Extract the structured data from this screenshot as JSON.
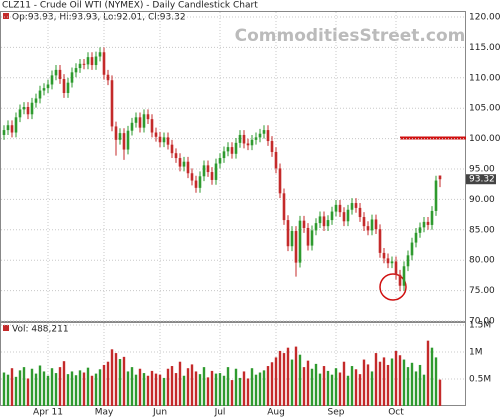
{
  "chart_data": {
    "type": "candlestick",
    "title": "CLZ11 - Crude Oil WTI (NYMEX) - Daily Candlestick Chart",
    "ohlc_label": "Op:93.93, Hi:93.93, Lo:92.01, Cl:93.32",
    "watermark": "CommoditiesStreet.com",
    "price_tag": "93.32",
    "up_color": "#2e9a2e",
    "down_color": "#c42a2a",
    "categories": [
      null,
      null,
      null,
      null,
      null,
      null,
      null,
      null,
      null,
      null,
      null,
      "Apr 11",
      null,
      null,
      null,
      null,
      null,
      null,
      null,
      null,
      null,
      null,
      null,
      null,
      null,
      "May",
      null,
      null,
      null,
      null,
      null,
      null,
      null,
      null,
      null,
      null,
      null,
      null,
      null,
      "Jun",
      null,
      null,
      null,
      null,
      null,
      null,
      null,
      null,
      null,
      null,
      null,
      null,
      null,
      null,
      "Jul",
      null,
      null,
      null,
      null,
      null,
      null,
      null,
      null,
      null,
      null,
      null,
      null,
      null,
      "Aug",
      null,
      null,
      null,
      null,
      null,
      null,
      null,
      null,
      null,
      null,
      null,
      null,
      null,
      null,
      "Sep",
      null,
      null,
      null,
      null,
      null,
      null,
      null,
      null,
      null,
      null,
      null,
      null,
      null,
      null,
      "Oct",
      null,
      null,
      null,
      null,
      null,
      null,
      null,
      null,
      null,
      null,
      null
    ],
    "open": [
      100.6,
      101.4,
      102.2,
      101.0,
      103.5,
      104.8,
      105.2,
      104.0,
      105.9,
      106.6,
      107.9,
      108.3,
      108.9,
      110.4,
      111.3,
      109.8,
      107.5,
      109.2,
      110.9,
      111.6,
      112.3,
      112.2,
      113.4,
      112.1,
      113.5,
      114.2,
      110.5,
      109.6,
      102.0,
      99.8,
      100.9,
      98.2,
      101.3,
      102.6,
      103.5,
      101.8,
      104.0,
      103.2,
      101.0,
      100.3,
      99.4,
      100.2,
      99.0,
      97.6,
      96.8,
      95.4,
      96.2,
      94.3,
      93.1,
      91.9,
      93.8,
      95.6,
      94.5,
      93.2,
      95.9,
      96.8,
      97.9,
      98.6,
      97.5,
      99.3,
      100.6,
      99.2,
      98.9,
      99.8,
      100.2,
      100.8,
      101.4,
      99.6,
      97.8,
      95.1,
      91.0,
      86.6,
      82.3,
      84.8,
      79.6,
      86.5,
      85.3,
      82.4,
      84.9,
      86.1,
      87.2,
      85.6,
      86.6,
      88.0,
      89.1,
      87.9,
      86.4,
      88.3,
      89.4,
      88.6,
      87.1,
      85.6,
      84.9,
      86.7,
      85.1,
      81.2,
      80.3,
      79.5,
      79.8,
      77.6,
      75.8,
      79.0,
      80.8,
      82.9,
      84.5,
      85.4,
      86.3,
      85.8,
      88.1,
      93.93
    ],
    "high": [
      102.2,
      103.0,
      103.0,
      104.3,
      105.6,
      106.0,
      106.0,
      106.7,
      107.4,
      108.7,
      109.1,
      109.7,
      111.2,
      112.1,
      112.1,
      110.6,
      110.0,
      111.7,
      112.4,
      113.1,
      113.1,
      114.2,
      114.2,
      114.3,
      115.0,
      115.0,
      111.3,
      110.4,
      102.8,
      101.7,
      101.7,
      102.1,
      103.4,
      104.3,
      104.3,
      104.8,
      104.8,
      104.0,
      101.8,
      101.1,
      101.0,
      101.0,
      99.8,
      98.4,
      97.6,
      97.0,
      97.0,
      95.1,
      93.9,
      94.6,
      96.4,
      96.4,
      95.3,
      96.7,
      97.6,
      98.7,
      99.4,
      99.4,
      100.1,
      101.4,
      101.4,
      100.0,
      100.6,
      101.0,
      101.6,
      102.2,
      102.2,
      100.4,
      98.6,
      95.9,
      91.8,
      87.4,
      85.6,
      85.6,
      87.3,
      87.3,
      86.1,
      85.7,
      86.9,
      88.0,
      88.0,
      87.4,
      88.8,
      89.9,
      89.9,
      88.7,
      89.1,
      90.2,
      90.2,
      89.4,
      87.9,
      86.4,
      87.5,
      87.5,
      85.9,
      82.0,
      81.1,
      80.6,
      80.6,
      78.4,
      79.8,
      81.6,
      83.7,
      85.3,
      86.2,
      87.1,
      87.1,
      88.9,
      93.9,
      93.93
    ],
    "low": [
      99.8,
      100.6,
      100.2,
      100.2,
      102.7,
      104.0,
      103.2,
      103.2,
      105.1,
      105.8,
      107.1,
      107.5,
      108.1,
      109.6,
      109.0,
      106.7,
      106.7,
      108.4,
      110.1,
      110.8,
      111.4,
      111.4,
      111.3,
      111.3,
      112.7,
      109.7,
      108.8,
      101.2,
      97.2,
      99.0,
      96.5,
      97.4,
      100.5,
      101.8,
      101.0,
      101.0,
      102.4,
      100.2,
      99.5,
      98.6,
      98.6,
      98.2,
      96.8,
      96.0,
      94.6,
      94.6,
      93.5,
      92.3,
      91.1,
      91.1,
      93.0,
      93.7,
      92.4,
      92.4,
      95.1,
      96.0,
      97.1,
      96.7,
      96.7,
      98.5,
      98.4,
      98.1,
      98.1,
      99.0,
      99.4,
      100.0,
      98.8,
      97.0,
      94.3,
      90.2,
      85.8,
      81.5,
      81.5,
      77.3,
      78.8,
      84.5,
      81.6,
      81.6,
      84.1,
      85.3,
      84.8,
      84.8,
      85.8,
      87.2,
      87.1,
      85.6,
      85.6,
      87.5,
      87.8,
      86.3,
      84.8,
      84.1,
      84.1,
      84.3,
      80.4,
      79.5,
      78.7,
      78.7,
      76.8,
      74.9,
      75.0,
      78.2,
      80.0,
      82.1,
      83.7,
      84.6,
      85.0,
      85.0,
      87.3,
      92.01
    ],
    "close": [
      101.4,
      102.2,
      101.0,
      103.5,
      104.8,
      105.2,
      104.0,
      105.9,
      106.6,
      107.9,
      108.3,
      108.9,
      110.4,
      111.3,
      109.8,
      107.5,
      109.2,
      110.9,
      111.6,
      112.3,
      112.2,
      113.4,
      112.1,
      113.5,
      114.2,
      110.5,
      109.6,
      102.0,
      99.8,
      100.9,
      98.2,
      101.3,
      102.6,
      103.5,
      101.8,
      104.0,
      103.2,
      101.0,
      100.3,
      99.4,
      100.2,
      99.0,
      97.6,
      96.8,
      95.4,
      96.2,
      94.3,
      93.1,
      91.9,
      93.8,
      95.6,
      94.5,
      93.2,
      95.9,
      96.8,
      97.9,
      98.6,
      97.5,
      99.3,
      100.6,
      99.2,
      98.9,
      99.8,
      100.2,
      100.8,
      101.4,
      99.6,
      97.8,
      95.1,
      91.0,
      86.6,
      82.3,
      84.8,
      79.6,
      86.5,
      85.3,
      82.4,
      84.9,
      86.1,
      87.2,
      85.6,
      86.6,
      88.0,
      89.1,
      87.9,
      86.4,
      88.3,
      89.4,
      88.6,
      87.1,
      85.6,
      84.9,
      86.7,
      85.1,
      81.2,
      80.3,
      79.5,
      79.8,
      77.6,
      75.8,
      79.0,
      80.8,
      82.9,
      84.5,
      85.4,
      86.3,
      85.8,
      88.1,
      93.1,
      93.32
    ],
    "ylim": [
      70,
      120
    ],
    "yticks": [
      {
        "value": 70,
        "label": "70.00"
      },
      {
        "value": 75,
        "label": "75.00"
      },
      {
        "value": 80,
        "label": "80.00"
      },
      {
        "value": 85,
        "label": "85.00"
      },
      {
        "value": 90,
        "label": "90.00"
      },
      {
        "value": 95,
        "label": "95.00"
      },
      {
        "value": 100,
        "label": "100.00"
      },
      {
        "value": 105,
        "label": "105.00"
      },
      {
        "value": 110,
        "label": "110.00"
      },
      {
        "value": 115,
        "label": "115.00"
      },
      {
        "value": 120,
        "label": "120.00"
      }
    ],
    "grid": true,
    "volume": {
      "title": "Vol: 488,211",
      "values": [
        620000,
        580000,
        700000,
        540000,
        660000,
        720000,
        510000,
        690000,
        600000,
        750000,
        640000,
        560000,
        700000,
        610000,
        720000,
        830000,
        590000,
        640000,
        570000,
        660000,
        620000,
        710000,
        560000,
        600000,
        680000,
        760000,
        820000,
        1050000,
        980000,
        870000,
        910000,
        640000,
        720000,
        580000,
        690000,
        610000,
        560000,
        650000,
        600000,
        580000,
        520000,
        690000,
        740000,
        610000,
        820000,
        560000,
        700000,
        770000,
        640000,
        590000,
        720000,
        530000,
        650000,
        600000,
        610000,
        560000,
        720000,
        480000,
        690000,
        520000,
        640000,
        510000,
        700000,
        580000,
        620000,
        660000,
        740000,
        810000,
        900000,
        1020000,
        980000,
        1080000,
        860000,
        1100000,
        950000,
        720000,
        840000,
        690000,
        780000,
        600000,
        740000,
        650000,
        580000,
        700000,
        620000,
        820000,
        560000,
        740000,
        680000,
        590000,
        860000,
        770000,
        640000,
        980000,
        820000,
        900000,
        760000,
        880000,
        1020000,
        940000,
        860000,
        720000,
        800000,
        640000,
        760000,
        580000,
        1210000,
        1080000,
        900000,
        488211
      ],
      "ylim": [
        0,
        1500000
      ],
      "yticks": [
        {
          "value": 500000,
          "label": "0.5M"
        },
        {
          "value": 1000000,
          "label": "1M"
        },
        {
          "value": 1500000,
          "label": "1.5M"
        }
      ]
    }
  }
}
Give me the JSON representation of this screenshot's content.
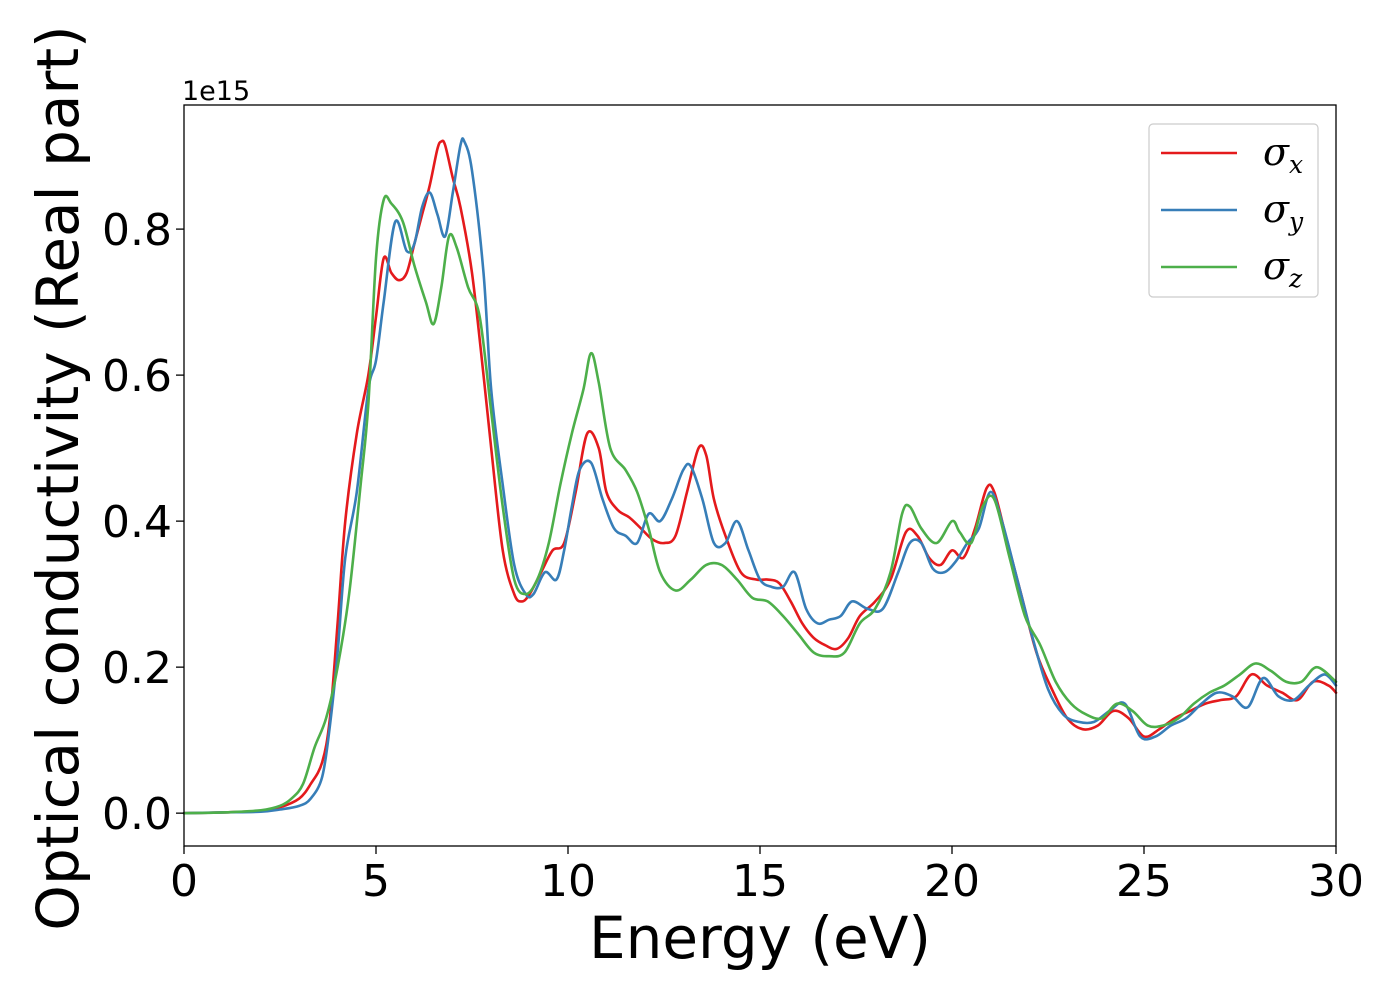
{
  "chart_data": {
    "type": "line",
    "xlabel": "Energy (eV)",
    "ylabel": "Optical conductivity (Real part)",
    "y_offset_label": "1e15",
    "xlim": [
      0,
      30
    ],
    "ylim": [
      -0.045,
      0.97
    ],
    "x_ticks": [
      {
        "value": 0,
        "label": "0"
      },
      {
        "value": 5,
        "label": "5"
      },
      {
        "value": 10,
        "label": "10"
      },
      {
        "value": 15,
        "label": "15"
      },
      {
        "value": 20,
        "label": "20"
      },
      {
        "value": 25,
        "label": "25"
      },
      {
        "value": 30,
        "label": "30"
      }
    ],
    "y_ticks": [
      {
        "value": 0.0,
        "label": "0.0"
      },
      {
        "value": 0.2,
        "label": "0.2"
      },
      {
        "value": 0.4,
        "label": "0.4"
      },
      {
        "value": 0.6,
        "label": "0.6"
      },
      {
        "value": 0.8,
        "label": "0.8"
      }
    ],
    "grid": false,
    "legend_position": "top-right",
    "series": [
      {
        "name": "σx",
        "symbol": "σ",
        "subscript": "x",
        "color": "#e41a1c",
        "x": [
          0,
          1,
          2,
          2.5,
          3,
          3.3,
          3.6,
          3.8,
          4,
          4.2,
          4.5,
          4.8,
          5,
          5.2,
          5.4,
          5.6,
          5.8,
          6,
          6.2,
          6.4,
          6.6,
          6.7,
          6.8,
          7,
          7.2,
          7.5,
          7.8,
          8,
          8.3,
          8.6,
          8.8,
          9,
          9.3,
          9.6,
          9.9,
          10.2,
          10.5,
          10.8,
          11,
          11.3,
          11.6,
          11.9,
          12.2,
          12.5,
          12.8,
          13.1,
          13.4,
          13.6,
          13.8,
          14.1,
          14.5,
          14.9,
          15.2,
          15.5,
          15.8,
          16.1,
          16.4,
          16.7,
          17,
          17.3,
          17.6,
          18,
          18.4,
          18.8,
          19.1,
          19.4,
          19.7,
          20,
          20.3,
          20.6,
          20.9,
          21.1,
          21.4,
          21.8,
          22.2,
          22.6,
          23,
          23.4,
          23.8,
          24.2,
          24.6,
          25,
          25.4,
          25.8,
          26.2,
          26.6,
          27,
          27.4,
          27.8,
          28.2,
          28.6,
          29,
          29.4,
          29.8,
          30
        ],
        "y": [
          0,
          0.001,
          0.003,
          0.008,
          0.02,
          0.04,
          0.07,
          0.13,
          0.26,
          0.4,
          0.52,
          0.6,
          0.68,
          0.76,
          0.74,
          0.73,
          0.74,
          0.78,
          0.82,
          0.86,
          0.91,
          0.92,
          0.915,
          0.87,
          0.83,
          0.74,
          0.6,
          0.5,
          0.36,
          0.3,
          0.29,
          0.3,
          0.33,
          0.36,
          0.37,
          0.44,
          0.52,
          0.5,
          0.44,
          0.415,
          0.405,
          0.39,
          0.375,
          0.37,
          0.38,
          0.44,
          0.5,
          0.49,
          0.43,
          0.38,
          0.33,
          0.32,
          0.32,
          0.315,
          0.29,
          0.26,
          0.24,
          0.23,
          0.225,
          0.24,
          0.27,
          0.29,
          0.32,
          0.385,
          0.38,
          0.35,
          0.34,
          0.36,
          0.35,
          0.39,
          0.445,
          0.44,
          0.38,
          0.3,
          0.22,
          0.17,
          0.13,
          0.115,
          0.12,
          0.14,
          0.13,
          0.105,
          0.115,
          0.13,
          0.14,
          0.15,
          0.155,
          0.16,
          0.19,
          0.175,
          0.165,
          0.155,
          0.18,
          0.175,
          0.165
        ]
      },
      {
        "name": "σy",
        "symbol": "σ",
        "subscript": "y",
        "color": "#377eb8",
        "x": [
          0,
          1,
          2,
          2.5,
          3,
          3.3,
          3.6,
          3.8,
          4,
          4.2,
          4.5,
          4.8,
          5,
          5.2,
          5.5,
          5.8,
          6,
          6.2,
          6.4,
          6.6,
          6.8,
          7,
          7.2,
          7.3,
          7.5,
          7.8,
          8,
          8.3,
          8.6,
          8.9,
          9.1,
          9.4,
          9.7,
          9.9,
          10.1,
          10.3,
          10.6,
          10.9,
          11.2,
          11.5,
          11.8,
          12.1,
          12.4,
          12.7,
          13,
          13.2,
          13.5,
          13.8,
          14.1,
          14.4,
          14.7,
          15,
          15.3,
          15.6,
          15.9,
          16.2,
          16.5,
          16.8,
          17.1,
          17.4,
          17.8,
          18.2,
          18.6,
          18.9,
          19.2,
          19.5,
          19.8,
          20.1,
          20.4,
          20.7,
          21,
          21.3,
          21.7,
          22.1,
          22.5,
          22.9,
          23.3,
          23.7,
          24.1,
          24.5,
          24.9,
          25.3,
          25.7,
          26.1,
          26.5,
          26.9,
          27.3,
          27.7,
          28.1,
          28.5,
          28.9,
          29.3,
          29.7,
          30
        ],
        "y": [
          0,
          0.001,
          0.002,
          0.005,
          0.01,
          0.02,
          0.05,
          0.12,
          0.22,
          0.35,
          0.44,
          0.58,
          0.62,
          0.7,
          0.81,
          0.77,
          0.78,
          0.83,
          0.85,
          0.82,
          0.79,
          0.85,
          0.915,
          0.92,
          0.88,
          0.74,
          0.58,
          0.45,
          0.34,
          0.3,
          0.3,
          0.33,
          0.32,
          0.36,
          0.42,
          0.47,
          0.48,
          0.43,
          0.39,
          0.38,
          0.37,
          0.41,
          0.4,
          0.43,
          0.47,
          0.475,
          0.43,
          0.37,
          0.37,
          0.4,
          0.36,
          0.32,
          0.31,
          0.31,
          0.33,
          0.28,
          0.26,
          0.265,
          0.27,
          0.29,
          0.28,
          0.28,
          0.33,
          0.37,
          0.37,
          0.335,
          0.33,
          0.345,
          0.37,
          0.39,
          0.44,
          0.4,
          0.32,
          0.24,
          0.17,
          0.135,
          0.125,
          0.125,
          0.14,
          0.15,
          0.105,
          0.105,
          0.12,
          0.13,
          0.15,
          0.165,
          0.16,
          0.145,
          0.185,
          0.16,
          0.155,
          0.175,
          0.19,
          0.175
        ]
      },
      {
        "name": "σz",
        "symbol": "σ",
        "subscript": "z",
        "color": "#4daf4a",
        "x": [
          0,
          1,
          2,
          2.5,
          2.8,
          3.1,
          3.4,
          3.7,
          4,
          4.3,
          4.6,
          4.8,
          5,
          5.2,
          5.4,
          5.7,
          6,
          6.3,
          6.5,
          6.7,
          6.9,
          7.1,
          7.4,
          7.7,
          8,
          8.3,
          8.6,
          8.9,
          9.2,
          9.5,
          9.8,
          10.1,
          10.4,
          10.6,
          10.8,
          11.1,
          11.5,
          11.8,
          12.1,
          12.4,
          12.8,
          13.2,
          13.6,
          14,
          14.4,
          14.8,
          15.2,
          15.6,
          16,
          16.4,
          16.8,
          17.2,
          17.6,
          18,
          18.4,
          18.7,
          18.9,
          19.2,
          19.6,
          20,
          20.2,
          20.5,
          20.8,
          21.1,
          21.5,
          21.9,
          22.3,
          22.7,
          23.1,
          23.5,
          23.9,
          24.3,
          24.7,
          25.1,
          25.5,
          25.9,
          26.3,
          26.7,
          27.1,
          27.5,
          27.9,
          28.3,
          28.7,
          29.1,
          29.5,
          30
        ],
        "y": [
          0,
          0.001,
          0.004,
          0.01,
          0.02,
          0.04,
          0.09,
          0.13,
          0.2,
          0.3,
          0.45,
          0.56,
          0.76,
          0.84,
          0.835,
          0.81,
          0.75,
          0.7,
          0.67,
          0.72,
          0.79,
          0.775,
          0.72,
          0.68,
          0.55,
          0.42,
          0.32,
          0.3,
          0.32,
          0.37,
          0.45,
          0.52,
          0.58,
          0.63,
          0.59,
          0.5,
          0.47,
          0.44,
          0.39,
          0.33,
          0.305,
          0.32,
          0.34,
          0.34,
          0.32,
          0.295,
          0.29,
          0.27,
          0.245,
          0.22,
          0.215,
          0.22,
          0.26,
          0.28,
          0.33,
          0.41,
          0.42,
          0.39,
          0.37,
          0.4,
          0.385,
          0.37,
          0.42,
          0.43,
          0.35,
          0.27,
          0.23,
          0.18,
          0.15,
          0.135,
          0.13,
          0.15,
          0.14,
          0.12,
          0.12,
          0.13,
          0.15,
          0.165,
          0.175,
          0.19,
          0.205,
          0.195,
          0.18,
          0.18,
          0.2,
          0.18
        ]
      }
    ]
  }
}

———

WHAT IS ASKED
Search the lines for the word "this" and report how many contain it, by number only.

EXERCISE ANSWER
2